Below are records; work out how many of their lines contain "ebenfalls" and give only that number.

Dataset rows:
-- START --
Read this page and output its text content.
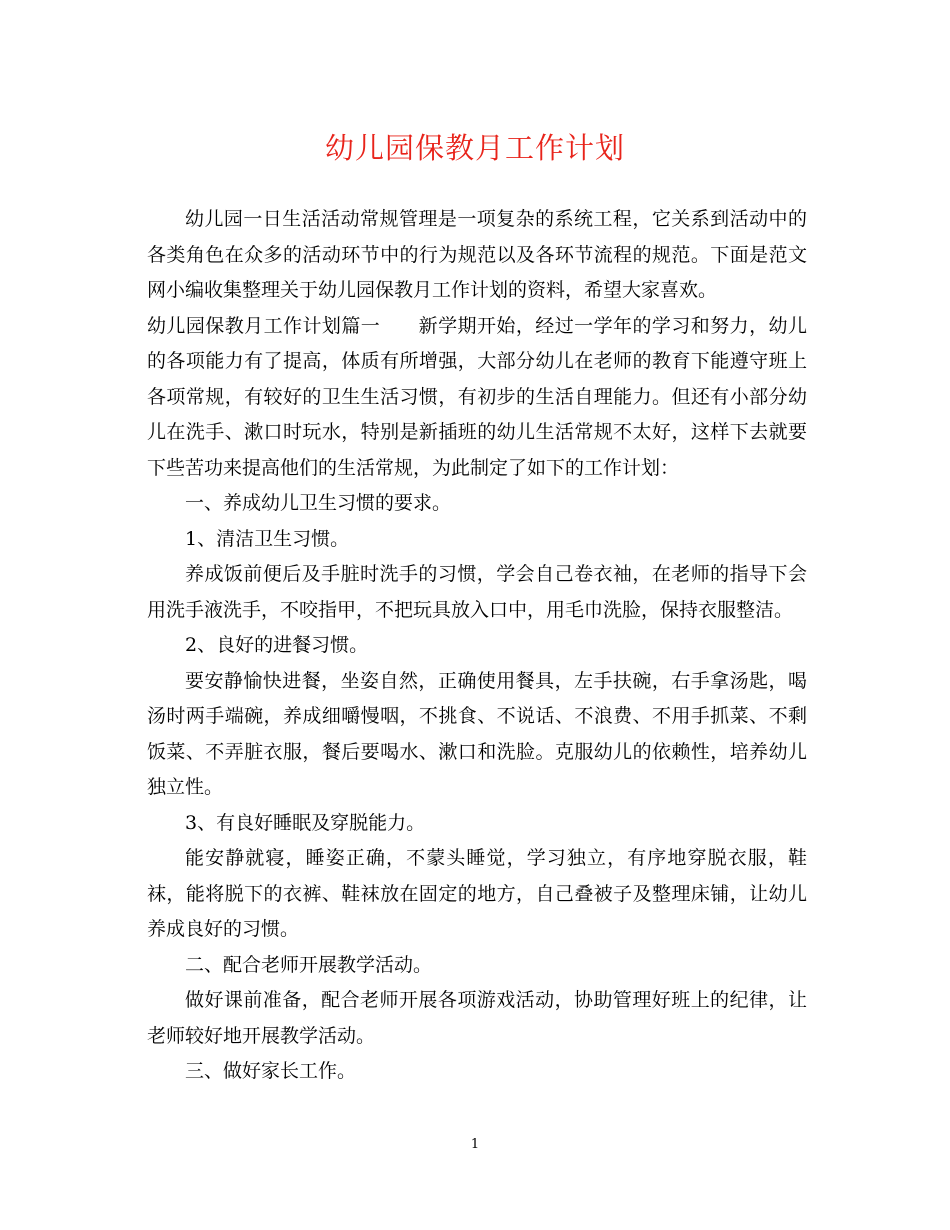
幼儿园保教月工作计划

幼儿园一日生活活动常规管理是一项复杂的系统工程，它关系到活动中的各类角色在众多的活动环节中的行为规范以及各环节流程的规范。下面是范文网小编收集整理关于幼儿园保教月工作计划的资料，希望大家喜欢。

幼儿园保教月工作计划篇一 新学期开始，经过一学年的学习和努力，幼儿的各项能力有了提高，体质有所增强，大部分幼儿在老师的教育下能遵守班上各项常规，有较好的卫生生活习惯，有初步的生活自理能力。但还有小部分幼儿在洗手、漱口时玩水，特别是新插班的幼儿生活常规不太好，这样下去就要下些苦功来提高他们的生活常规，为此制定了如下的工作计划：

一、养成幼儿卫生习惯的要求。

1、清洁卫生习惯。

养成饭前便后及手脏时洗手的习惯，学会自己卷衣袖，在老师的指导下会用洗手液洗手，不咬指甲，不把玩具放入口中，用毛巾洗脸，保持衣服整洁。

2、良好的进餐习惯。

要安静愉快进餐，坐姿自然，正确使用餐具，左手扶碗，右手拿汤匙，喝汤时两手端碗，养成细嚼慢咽，不挑食、不说话、不浪费、不用手抓菜、不剩饭菜、不弄脏衣服，餐后要喝水、漱口和洗脸。克服幼儿的依赖性，培养幼儿独立性。

3、有良好睡眠及穿脱能力。

能安静就寝，睡姿正确，不蒙头睡觉，学习独立，有序地穿脱衣服，鞋袜，能将脱下的衣裤、鞋袜放在固定的地方，自己叠被子及整理床铺，让幼儿养成良好的习惯。

二、配合老师开展教学活动。

做好课前准备，配合老师开展各项游戏活动，协助管理好班上的纪律，让老师较好地开展教学活动。

三、做好家长工作。

1
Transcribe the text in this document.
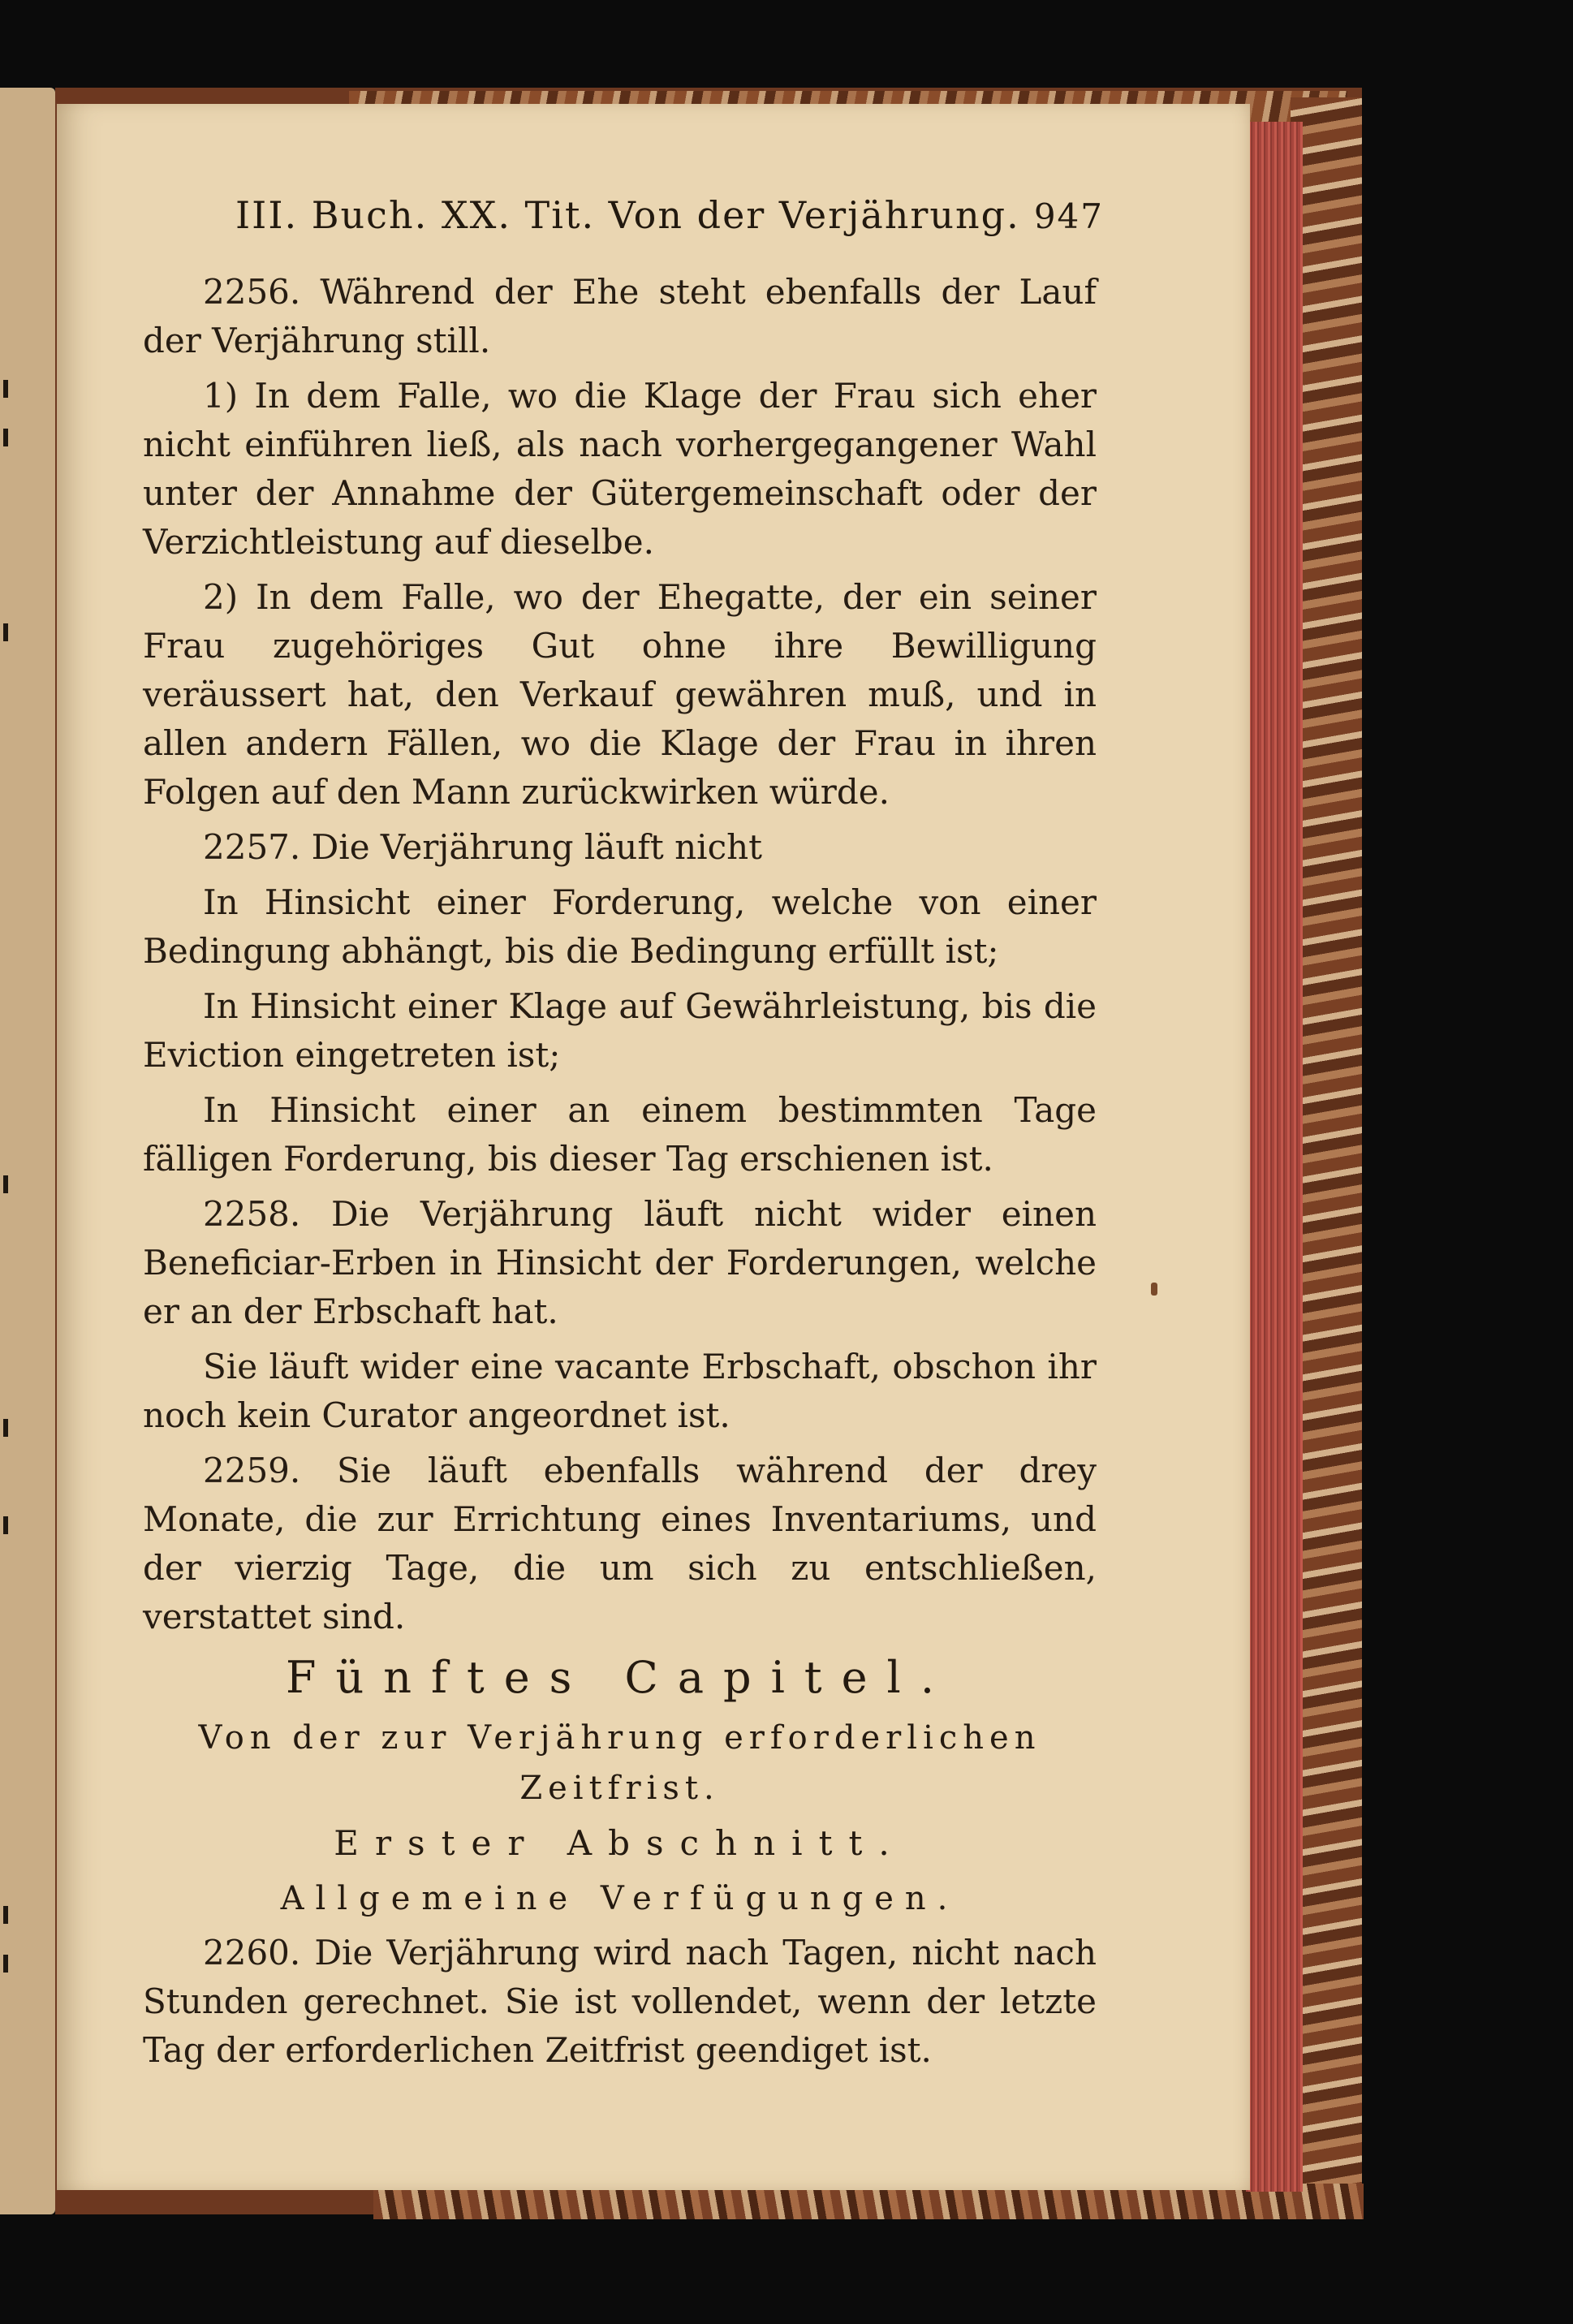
III. Buch. XX. Tit. Von der Verjährung. 947

2256. Während der Ehe steht ebenfalls der Lauf der Verjährung still.

1) In dem Falle, wo die Klage der Frau sich eher nicht einführen ließ, als nach vorhergegangener Wahl unter der Annahme der Gütergemeinschaft oder der Verzichtleistung auf dieselbe.

2) In dem Falle, wo der Ehegatte, der ein seiner Frau zugehöriges Gut ohne ihre Bewilligung veräussert hat, den Verkauf gewähren muß, und in allen andern Fällen, wo die Klage der Frau in ihren Folgen auf den Mann zurückwirken würde.

2257. Die Verjährung läuft nicht

In Hinsicht einer Forderung, welche von einer Bedingung abhängt, bis die Bedingung erfüllt ist;

In Hinsicht einer Klage auf Gewährleistung, bis die Eviction eingetreten ist;

In Hinsicht einer an einem bestimmten Tage fälligen Forderung, bis dieser Tag erschienen ist.

2258. Die Verjährung läuft nicht wider einen Beneficiar-Erben in Hinsicht der Forderungen, welche er an der Erbschaft hat.

Sie läuft wider eine vacante Erbschaft, obschon ihr noch kein Curator angeordnet ist.

2259. Sie läuft ebenfalls während der drey Monate, die zur Errichtung eines Inventariums, und der vierzig Tage, die um sich zu entschließen, verstattet sind.

Fünftes Capitel.
Von der zur Verjährung erforderlichen Zeitfrist.
Erster Abschnitt.
Allgemeine Verfügungen.

2260. Die Verjährung wird nach Tagen, nicht nach Stunden gerechnet. Sie ist vollendet, wenn der letzte Tag der erforderlichen Zeitfrist geendiget ist.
-- END --
* _THE COMPLETED TASK_: 2